◆ **RECORDS PROVIDED**
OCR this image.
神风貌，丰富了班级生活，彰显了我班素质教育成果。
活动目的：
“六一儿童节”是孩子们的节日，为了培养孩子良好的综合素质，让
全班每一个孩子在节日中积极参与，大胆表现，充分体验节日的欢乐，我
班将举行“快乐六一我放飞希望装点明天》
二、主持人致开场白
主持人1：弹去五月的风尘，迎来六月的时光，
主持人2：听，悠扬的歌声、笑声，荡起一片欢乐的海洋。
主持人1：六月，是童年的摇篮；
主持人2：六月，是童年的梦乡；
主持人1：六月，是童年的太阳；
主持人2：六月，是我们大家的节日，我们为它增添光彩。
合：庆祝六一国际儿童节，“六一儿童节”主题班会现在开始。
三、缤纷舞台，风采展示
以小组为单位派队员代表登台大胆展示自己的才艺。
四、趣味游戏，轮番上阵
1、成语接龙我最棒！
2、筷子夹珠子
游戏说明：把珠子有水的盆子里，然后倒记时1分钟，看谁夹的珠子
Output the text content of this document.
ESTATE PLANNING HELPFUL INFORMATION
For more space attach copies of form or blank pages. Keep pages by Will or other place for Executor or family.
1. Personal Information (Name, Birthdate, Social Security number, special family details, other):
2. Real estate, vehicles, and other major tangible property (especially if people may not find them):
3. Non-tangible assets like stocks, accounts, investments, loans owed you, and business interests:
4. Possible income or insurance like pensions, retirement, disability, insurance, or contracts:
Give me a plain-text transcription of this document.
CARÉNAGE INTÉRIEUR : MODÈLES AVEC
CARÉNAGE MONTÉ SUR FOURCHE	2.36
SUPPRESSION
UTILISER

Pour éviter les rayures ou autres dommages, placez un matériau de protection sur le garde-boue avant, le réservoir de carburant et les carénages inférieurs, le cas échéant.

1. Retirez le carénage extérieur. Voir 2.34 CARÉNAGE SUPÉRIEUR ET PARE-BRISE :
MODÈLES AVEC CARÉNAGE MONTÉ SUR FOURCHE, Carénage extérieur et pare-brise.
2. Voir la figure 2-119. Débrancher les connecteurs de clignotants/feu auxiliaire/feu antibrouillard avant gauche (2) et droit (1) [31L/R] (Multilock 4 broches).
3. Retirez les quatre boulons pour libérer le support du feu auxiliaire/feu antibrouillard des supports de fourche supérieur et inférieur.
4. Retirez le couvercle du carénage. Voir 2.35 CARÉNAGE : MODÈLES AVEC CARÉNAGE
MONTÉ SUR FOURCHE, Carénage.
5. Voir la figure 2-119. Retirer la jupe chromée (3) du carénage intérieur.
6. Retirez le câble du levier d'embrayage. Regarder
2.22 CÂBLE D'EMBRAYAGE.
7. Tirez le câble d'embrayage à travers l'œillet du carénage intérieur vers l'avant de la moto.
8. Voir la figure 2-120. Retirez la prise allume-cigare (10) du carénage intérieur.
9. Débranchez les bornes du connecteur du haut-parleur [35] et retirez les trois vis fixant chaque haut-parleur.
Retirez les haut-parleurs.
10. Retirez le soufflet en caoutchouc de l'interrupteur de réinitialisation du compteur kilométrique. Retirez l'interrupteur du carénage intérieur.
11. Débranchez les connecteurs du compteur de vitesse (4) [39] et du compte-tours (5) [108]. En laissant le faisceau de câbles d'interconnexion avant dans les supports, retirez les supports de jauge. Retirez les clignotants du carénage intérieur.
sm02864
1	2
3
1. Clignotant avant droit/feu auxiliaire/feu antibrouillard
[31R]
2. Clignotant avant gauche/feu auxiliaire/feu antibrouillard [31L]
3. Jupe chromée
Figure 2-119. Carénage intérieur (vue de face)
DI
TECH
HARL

◆ **EXERCISE DESCRIPTION**
From the listing above, extract every line exactly as it stands.

◆ **ANSWER TO THE TASK**
OCR this image.
神风貌，丰富了班级生活，彰显了我班素质教育成果。
活动目的：
“六一儿童节”是孩子们的节日，为了培养孩子良好的综合素质，让
全班每一个孩子在节日中积极参与，大胆表现，充分体验节日的欢乐，我
班将举行“快乐六一我放飞希望装点明天》
二、主持人致开场白
主持人1：弹去五月的风尘，迎来六月的时光，
主持人2：听，悠扬的歌声、笑声，荡起一片欢乐的海洋。
主持人1：六月，是童年的摇篮；
主持人2：六月，是童年的梦乡；
主持人1：六月，是童年的太阳；
主持人2：六月，是我们大家的节日，我们为它增添光彩。
合：庆祝六一国际儿童节，“六一儿童节”主题班会现在开始。
三、缤纷舞台，风采展示
以小组为单位派队员代表登台大胆展示自己的才艺。
四、趣味游戏，轮番上阵
1、成语接龙我最棒！
2、筷子夹珠子
游戏说明：把珠子有水的盆子里，然后倒记时1分钟，看谁夹的珠子
Output the text content of this document.
ESTATE PLANNING HELPFUL INFORMATION
For more space attach copies of form or blank pages. Keep pages by Will or other place for Executor or family.
1. Personal Information (Name, Birthdate, Social Security number, special family details, other):
2. Real estate, vehicles, and other major tangible property (especially if people may not find them):
3. Non-tangible assets like stocks, accounts, investments, loans owed you, and business interests:
4. Possible income or insurance like pensions, retirement, disability, insurance, or contracts:
Give me a plain-text transcription of this document.
CARÉNAGE INTÉRIEUR : MODÈLES AVEC
CARÉNAGE MONTÉ SUR FOURCHE	2.36
SUPPRESSION
UTILISER

Pour éviter les rayures ou autres dommages, placez un matériau de protection sur le garde-boue avant, le réservoir de carburant et les carénages inférieurs, le cas échéant.

1. Retirez le carénage extérieur. Voir 2.34 CARÉNAGE SUPÉRIEUR ET PARE-BRISE :
MODÈLES AVEC CARÉNAGE MONTÉ SUR FOURCHE, Carénage extérieur et pare-brise.
2. Voir la figure 2-119. Débrancher les connecteurs de clignotants/feu auxiliaire/feu antibrouillard avant gauche (2) et droit (1) [31L/R] (Multilock 4 broches).
3. Retirez les quatre boulons pour libérer le support du feu auxiliaire/feu antibrouillard des supports de fourche supérieur et inférieur.
4. Retirez le couvercle du carénage. Voir 2.35 CARÉNAGE : MODÈLES AVEC CARÉNAGE
MONTÉ SUR FOURCHE, Carénage.
5. Voir la figure 2-119. Retirer la jupe chromée (3) du carénage intérieur.
6. Retirez le câble du levier d'embrayage. Regarder
2.22 CÂBLE D'EMBRAYAGE.
7. Tirez le câble d'embrayage à travers l'œillet du carénage intérieur vers l'avant de la moto.
8. Voir la figure 2-120. Retirez la prise allume-cigare (10) du carénage intérieur.
9. Débranchez les bornes du connecteur du haut-parleur [35] et retirez les trois vis fixant chaque haut-parleur.
Retirez les haut-parleurs.
10. Retirez le soufflet en caoutchouc de l'interrupteur de réinitialisation du compteur kilométrique. Retirez l'interrupteur du carénage intérieur.
11. Débranchez les connecteurs du compteur de vitesse (4) [39] et du compte-tours (5) [108]. En laissant le faisceau de câbles d'interconnexion avant dans les supports, retirez les supports de jauge. Retirez les clignotants du carénage intérieur.
sm02864
1	2
3
1. Clignotant avant droit/feu auxiliaire/feu antibrouillard
[31R]
2. Clignotant avant gauche/feu auxiliaire/feu antibrouillard [31L]
3. Jupe chromée
Figure 2-119. Carénage intérieur (vue de face)
DI
TECH
HARL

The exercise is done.